▶ Input rows:
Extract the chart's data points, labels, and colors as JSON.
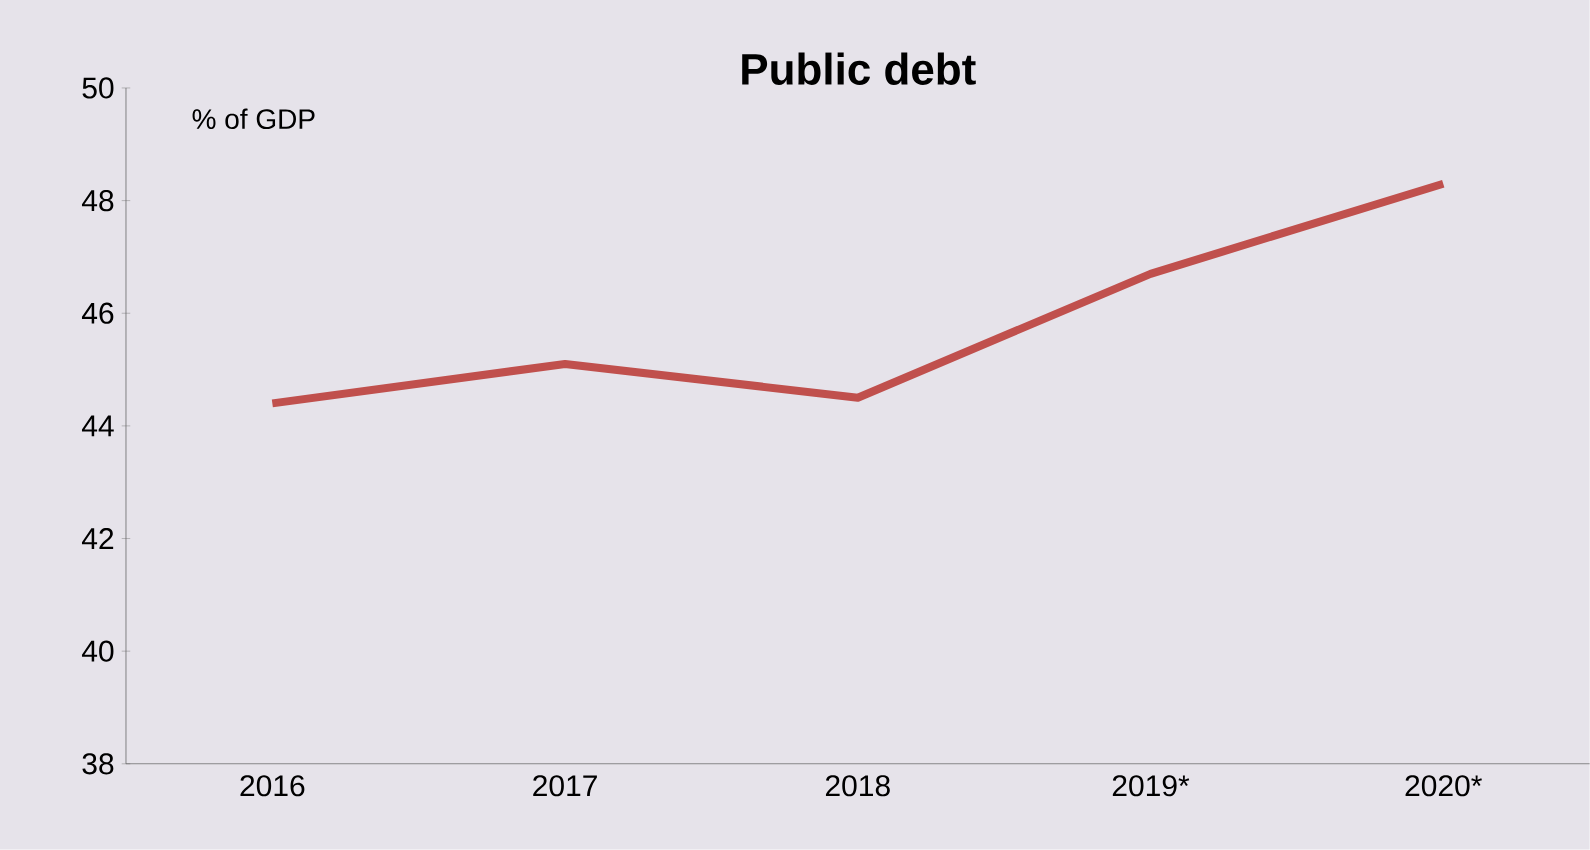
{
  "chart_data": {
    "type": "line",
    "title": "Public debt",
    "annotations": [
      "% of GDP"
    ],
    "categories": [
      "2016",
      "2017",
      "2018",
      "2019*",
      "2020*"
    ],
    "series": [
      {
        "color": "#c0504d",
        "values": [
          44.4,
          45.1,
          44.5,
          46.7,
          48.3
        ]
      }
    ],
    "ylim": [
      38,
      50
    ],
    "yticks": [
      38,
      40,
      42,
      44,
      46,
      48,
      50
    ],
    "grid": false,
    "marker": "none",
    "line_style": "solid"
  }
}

▶ Short problem:
Reproduce every record word for word. The copy must contain no pictures.

▶ Correct response:
Extract the chart's data points, labels, and colors as JSON.
{
  "chart_data": {
    "type": "line",
    "title": "Public debt",
    "annotations": [
      "% of GDP"
    ],
    "categories": [
      "2016",
      "2017",
      "2018",
      "2019*",
      "2020*"
    ],
    "series": [
      {
        "color": "#c0504d",
        "values": [
          44.4,
          45.1,
          44.5,
          46.7,
          48.3
        ]
      }
    ],
    "ylim": [
      38,
      50
    ],
    "yticks": [
      38,
      40,
      42,
      44,
      46,
      48,
      50
    ],
    "grid": false,
    "marker": "none",
    "line_style": "solid"
  }
}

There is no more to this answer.